(Dataset rows about figures)
START

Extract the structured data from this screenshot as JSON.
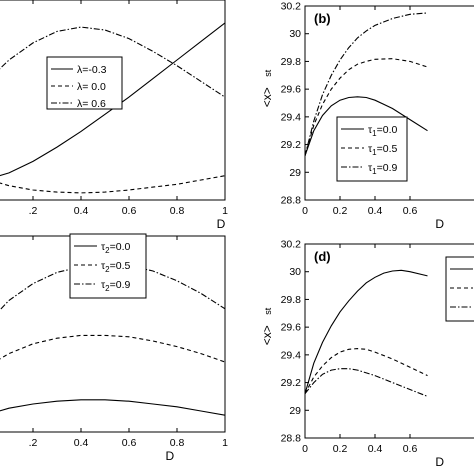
{
  "chart_data": [
    {
      "type": "line",
      "panel_label": "",
      "xlabel": "D",
      "ylabel": "",
      "xlim": [
        0,
        1
      ],
      "ylim": [
        28.8,
        30.2
      ],
      "x_ticks": [
        0.2,
        0.4,
        0.6,
        0.8,
        1
      ],
      "x_tick_labels": [
        ".2",
        "0.4",
        "0.6",
        "0.8",
        "1"
      ],
      "y_ticks": [],
      "y_tick_labels": [],
      "legend": "upper-center",
      "series": [
        {
          "name": "λ=-0.3",
          "style": "solid",
          "x": [
            0,
            0.1,
            0.2,
            0.3,
            0.4,
            0.5,
            0.6,
            0.7,
            0.8,
            0.9,
            1.0
          ],
          "y": [
            28.94,
            28.99,
            29.07,
            29.17,
            29.28,
            29.4,
            29.52,
            29.65,
            29.78,
            29.91,
            30.04
          ]
        },
        {
          "name": "λ= 0.0",
          "style": "dashed",
          "x": [
            0,
            0.1,
            0.2,
            0.3,
            0.4,
            0.5,
            0.6,
            0.7,
            0.8,
            0.9,
            1.0
          ],
          "y": [
            28.95,
            28.9,
            28.87,
            28.855,
            28.85,
            28.855,
            28.87,
            28.89,
            28.91,
            28.94,
            28.97
          ]
        },
        {
          "name": "λ= 0.6",
          "style": "dashdot",
          "x": [
            0,
            0.1,
            0.2,
            0.3,
            0.4,
            0.5,
            0.6,
            0.7,
            0.8,
            0.9,
            1.0
          ],
          "y": [
            29.62,
            29.78,
            29.9,
            29.98,
            30.01,
            29.99,
            29.93,
            29.84,
            29.74,
            29.63,
            29.52
          ]
        }
      ]
    },
    {
      "type": "line",
      "panel_label": "(b)",
      "xlabel": "D",
      "ylabel": "<x>",
      "ylabel_sub": "st",
      "xlim": [
        0,
        1
      ],
      "ylim": [
        28.8,
        30.2
      ],
      "x_ticks": [
        0,
        0.2,
        0.4,
        0.6
      ],
      "x_tick_labels": [
        "0",
        "0.2",
        "0.4",
        "0.6"
      ],
      "y_ticks": [
        28.8,
        29,
        29.2,
        29.4,
        29.6,
        29.8,
        30,
        30.2
      ],
      "y_tick_labels": [
        "28.8",
        "29",
        "29.2",
        "29.4",
        "29.6",
        "29.8",
        "30",
        "30.2"
      ],
      "legend": "lower-left",
      "series": [
        {
          "name": "τ1=0.0",
          "style": "solid",
          "x": [
            0,
            0.05,
            0.1,
            0.15,
            0.2,
            0.25,
            0.3,
            0.35,
            0.4,
            0.5,
            0.6,
            0.7
          ],
          "y": [
            29.12,
            29.3,
            29.41,
            29.48,
            29.52,
            29.54,
            29.545,
            29.54,
            29.52,
            29.46,
            29.38,
            29.3
          ]
        },
        {
          "name": "τ1=0.5",
          "style": "dashed",
          "x": [
            0,
            0.05,
            0.1,
            0.15,
            0.2,
            0.25,
            0.3,
            0.35,
            0.4,
            0.5,
            0.6,
            0.7
          ],
          "y": [
            29.12,
            29.34,
            29.49,
            29.6,
            29.68,
            29.74,
            29.78,
            29.8,
            29.815,
            29.82,
            29.8,
            29.76
          ]
        },
        {
          "name": "τ1=0.9",
          "style": "dashdot",
          "x": [
            0,
            0.05,
            0.1,
            0.15,
            0.2,
            0.25,
            0.3,
            0.35,
            0.4,
            0.5,
            0.6,
            0.7
          ],
          "y": [
            29.12,
            29.37,
            29.56,
            29.7,
            29.81,
            29.9,
            29.97,
            30.02,
            30.06,
            30.11,
            30.14,
            30.15
          ]
        }
      ]
    },
    {
      "type": "line",
      "panel_label": "",
      "xlabel": "D",
      "ylabel": "",
      "xlim": [
        0,
        1
      ],
      "ylim": [
        28.8,
        30.2
      ],
      "x_ticks": [
        0.2,
        0.4,
        0.6,
        0.8,
        1
      ],
      "x_tick_labels": [
        ".2",
        "0.4",
        "0.6",
        "0.8",
        "1"
      ],
      "y_ticks": [],
      "y_tick_labels": [],
      "legend": "upper-center",
      "series": [
        {
          "name": "τ2=0.0",
          "style": "solid",
          "x": [
            0,
            0.1,
            0.2,
            0.3,
            0.4,
            0.5,
            0.6,
            0.7,
            0.8,
            0.9,
            1.0
          ],
          "y": [
            28.92,
            28.97,
            29.0,
            29.02,
            29.03,
            29.03,
            29.02,
            29.0,
            28.98,
            28.95,
            28.92
          ]
        },
        {
          "name": "τ2=0.5",
          "style": "dashed",
          "x": [
            0,
            0.1,
            0.2,
            0.3,
            0.4,
            0.5,
            0.6,
            0.7,
            0.8,
            0.9,
            1.0
          ],
          "y": [
            29.26,
            29.36,
            29.43,
            29.47,
            29.49,
            29.49,
            29.48,
            29.45,
            29.41,
            29.36,
            29.3
          ]
        },
        {
          "name": "τ2=0.9",
          "style": "dashdot",
          "x": [
            0,
            0.1,
            0.2,
            0.3,
            0.4,
            0.5,
            0.6,
            0.7,
            0.8,
            0.9,
            1.0
          ],
          "y": [
            29.56,
            29.74,
            29.86,
            29.94,
            29.98,
            30.0,
            29.99,
            29.95,
            29.88,
            29.79,
            29.68
          ]
        }
      ]
    },
    {
      "type": "line",
      "panel_label": "(d)",
      "xlabel": "D",
      "ylabel": "<x>",
      "ylabel_sub": "st",
      "xlim": [
        0,
        1
      ],
      "ylim": [
        28.8,
        30.2
      ],
      "x_ticks": [
        0,
        0.2,
        0.4,
        0.6
      ],
      "x_tick_labels": [
        "0",
        "0.2",
        "0.4",
        "0.6"
      ],
      "y_ticks": [
        28.8,
        29,
        29.2,
        29.4,
        29.6,
        29.8,
        30,
        30.2
      ],
      "y_tick_labels": [
        "28.8",
        "29",
        "29.2",
        "29.4",
        "29.6",
        "29.8",
        "30",
        "30.2"
      ],
      "legend": "upper-right",
      "series": [
        {
          "name": "",
          "style": "solid",
          "x": [
            0,
            0.05,
            0.1,
            0.15,
            0.2,
            0.25,
            0.3,
            0.35,
            0.4,
            0.45,
            0.5,
            0.55,
            0.6,
            0.7
          ],
          "y": [
            29.12,
            29.34,
            29.49,
            29.61,
            29.71,
            29.79,
            29.86,
            29.92,
            29.96,
            29.99,
            30.005,
            30.01,
            30.0,
            29.97
          ]
        },
        {
          "name": "",
          "style": "dashed",
          "x": [
            0,
            0.05,
            0.1,
            0.15,
            0.2,
            0.25,
            0.3,
            0.35,
            0.4,
            0.5,
            0.6,
            0.7
          ],
          "y": [
            29.12,
            29.24,
            29.32,
            29.38,
            29.42,
            29.44,
            29.445,
            29.44,
            29.42,
            29.37,
            29.31,
            29.25
          ]
        },
        {
          "name": "",
          "style": "dashdot",
          "x": [
            0,
            0.05,
            0.1,
            0.15,
            0.2,
            0.25,
            0.3,
            0.35,
            0.4,
            0.5,
            0.6,
            0.7
          ],
          "y": [
            29.12,
            29.2,
            29.26,
            29.29,
            29.3,
            29.3,
            29.29,
            29.27,
            29.25,
            29.2,
            29.15,
            29.1
          ]
        }
      ]
    }
  ]
}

END

**AIM**
Leave images out of the retyped records; keep all else exact.

**THE OUTPUT**
Extract the structured data from this screenshot as JSON.
{
  "chart_data": [
    {
      "type": "line",
      "panel_label": "",
      "xlabel": "D",
      "ylabel": "",
      "xlim": [
        0,
        1
      ],
      "ylim": [
        28.8,
        30.2
      ],
      "x_ticks": [
        0.2,
        0.4,
        0.6,
        0.8,
        1
      ],
      "x_tick_labels": [
        ".2",
        "0.4",
        "0.6",
        "0.8",
        "1"
      ],
      "y_ticks": [],
      "y_tick_labels": [],
      "legend": "upper-center",
      "series": [
        {
          "name": "λ=-0.3",
          "style": "solid",
          "x": [
            0,
            0.1,
            0.2,
            0.3,
            0.4,
            0.5,
            0.6,
            0.7,
            0.8,
            0.9,
            1.0
          ],
          "y": [
            28.94,
            28.99,
            29.07,
            29.17,
            29.28,
            29.4,
            29.52,
            29.65,
            29.78,
            29.91,
            30.04
          ]
        },
        {
          "name": "λ= 0.0",
          "style": "dashed",
          "x": [
            0,
            0.1,
            0.2,
            0.3,
            0.4,
            0.5,
            0.6,
            0.7,
            0.8,
            0.9,
            1.0
          ],
          "y": [
            28.95,
            28.9,
            28.87,
            28.855,
            28.85,
            28.855,
            28.87,
            28.89,
            28.91,
            28.94,
            28.97
          ]
        },
        {
          "name": "λ= 0.6",
          "style": "dashdot",
          "x": [
            0,
            0.1,
            0.2,
            0.3,
            0.4,
            0.5,
            0.6,
            0.7,
            0.8,
            0.9,
            1.0
          ],
          "y": [
            29.62,
            29.78,
            29.9,
            29.98,
            30.01,
            29.99,
            29.93,
            29.84,
            29.74,
            29.63,
            29.52
          ]
        }
      ]
    },
    {
      "type": "line",
      "panel_label": "(b)",
      "xlabel": "D",
      "ylabel": "<x>",
      "ylabel_sub": "st",
      "xlim": [
        0,
        1
      ],
      "ylim": [
        28.8,
        30.2
      ],
      "x_ticks": [
        0,
        0.2,
        0.4,
        0.6
      ],
      "x_tick_labels": [
        "0",
        "0.2",
        "0.4",
        "0.6"
      ],
      "y_ticks": [
        28.8,
        29,
        29.2,
        29.4,
        29.6,
        29.8,
        30,
        30.2
      ],
      "y_tick_labels": [
        "28.8",
        "29",
        "29.2",
        "29.4",
        "29.6",
        "29.8",
        "30",
        "30.2"
      ],
      "legend": "lower-left",
      "series": [
        {
          "name": "τ1=0.0",
          "style": "solid",
          "x": [
            0,
            0.05,
            0.1,
            0.15,
            0.2,
            0.25,
            0.3,
            0.35,
            0.4,
            0.5,
            0.6,
            0.7
          ],
          "y": [
            29.12,
            29.3,
            29.41,
            29.48,
            29.52,
            29.54,
            29.545,
            29.54,
            29.52,
            29.46,
            29.38,
            29.3
          ]
        },
        {
          "name": "τ1=0.5",
          "style": "dashed",
          "x": [
            0,
            0.05,
            0.1,
            0.15,
            0.2,
            0.25,
            0.3,
            0.35,
            0.4,
            0.5,
            0.6,
            0.7
          ],
          "y": [
            29.12,
            29.34,
            29.49,
            29.6,
            29.68,
            29.74,
            29.78,
            29.8,
            29.815,
            29.82,
            29.8,
            29.76
          ]
        },
        {
          "name": "τ1=0.9",
          "style": "dashdot",
          "x": [
            0,
            0.05,
            0.1,
            0.15,
            0.2,
            0.25,
            0.3,
            0.35,
            0.4,
            0.5,
            0.6,
            0.7
          ],
          "y": [
            29.12,
            29.37,
            29.56,
            29.7,
            29.81,
            29.9,
            29.97,
            30.02,
            30.06,
            30.11,
            30.14,
            30.15
          ]
        }
      ]
    },
    {
      "type": "line",
      "panel_label": "",
      "xlabel": "D",
      "ylabel": "",
      "xlim": [
        0,
        1
      ],
      "ylim": [
        28.8,
        30.2
      ],
      "x_ticks": [
        0.2,
        0.4,
        0.6,
        0.8,
        1
      ],
      "x_tick_labels": [
        ".2",
        "0.4",
        "0.6",
        "0.8",
        "1"
      ],
      "y_ticks": [],
      "y_tick_labels": [],
      "legend": "upper-center",
      "series": [
        {
          "name": "τ2=0.0",
          "style": "solid",
          "x": [
            0,
            0.1,
            0.2,
            0.3,
            0.4,
            0.5,
            0.6,
            0.7,
            0.8,
            0.9,
            1.0
          ],
          "y": [
            28.92,
            28.97,
            29.0,
            29.02,
            29.03,
            29.03,
            29.02,
            29.0,
            28.98,
            28.95,
            28.92
          ]
        },
        {
          "name": "τ2=0.5",
          "style": "dashed",
          "x": [
            0,
            0.1,
            0.2,
            0.3,
            0.4,
            0.5,
            0.6,
            0.7,
            0.8,
            0.9,
            1.0
          ],
          "y": [
            29.26,
            29.36,
            29.43,
            29.47,
            29.49,
            29.49,
            29.48,
            29.45,
            29.41,
            29.36,
            29.3
          ]
        },
        {
          "name": "τ2=0.9",
          "style": "dashdot",
          "x": [
            0,
            0.1,
            0.2,
            0.3,
            0.4,
            0.5,
            0.6,
            0.7,
            0.8,
            0.9,
            1.0
          ],
          "y": [
            29.56,
            29.74,
            29.86,
            29.94,
            29.98,
            30.0,
            29.99,
            29.95,
            29.88,
            29.79,
            29.68
          ]
        }
      ]
    },
    {
      "type": "line",
      "panel_label": "(d)",
      "xlabel": "D",
      "ylabel": "<x>",
      "ylabel_sub": "st",
      "xlim": [
        0,
        1
      ],
      "ylim": [
        28.8,
        30.2
      ],
      "x_ticks": [
        0,
        0.2,
        0.4,
        0.6
      ],
      "x_tick_labels": [
        "0",
        "0.2",
        "0.4",
        "0.6"
      ],
      "y_ticks": [
        28.8,
        29,
        29.2,
        29.4,
        29.6,
        29.8,
        30,
        30.2
      ],
      "y_tick_labels": [
        "28.8",
        "29",
        "29.2",
        "29.4",
        "29.6",
        "29.8",
        "30",
        "30.2"
      ],
      "legend": "upper-right",
      "series": [
        {
          "name": "",
          "style": "solid",
          "x": [
            0,
            0.05,
            0.1,
            0.15,
            0.2,
            0.25,
            0.3,
            0.35,
            0.4,
            0.45,
            0.5,
            0.55,
            0.6,
            0.7
          ],
          "y": [
            29.12,
            29.34,
            29.49,
            29.61,
            29.71,
            29.79,
            29.86,
            29.92,
            29.96,
            29.99,
            30.005,
            30.01,
            30.0,
            29.97
          ]
        },
        {
          "name": "",
          "style": "dashed",
          "x": [
            0,
            0.05,
            0.1,
            0.15,
            0.2,
            0.25,
            0.3,
            0.35,
            0.4,
            0.5,
            0.6,
            0.7
          ],
          "y": [
            29.12,
            29.24,
            29.32,
            29.38,
            29.42,
            29.44,
            29.445,
            29.44,
            29.42,
            29.37,
            29.31,
            29.25
          ]
        },
        {
          "name": "",
          "style": "dashdot",
          "x": [
            0,
            0.05,
            0.1,
            0.15,
            0.2,
            0.25,
            0.3,
            0.35,
            0.4,
            0.5,
            0.6,
            0.7
          ],
          "y": [
            29.12,
            29.2,
            29.26,
            29.29,
            29.3,
            29.3,
            29.29,
            29.27,
            29.25,
            29.2,
            29.15,
            29.1
          ]
        }
      ]
    }
  ]
}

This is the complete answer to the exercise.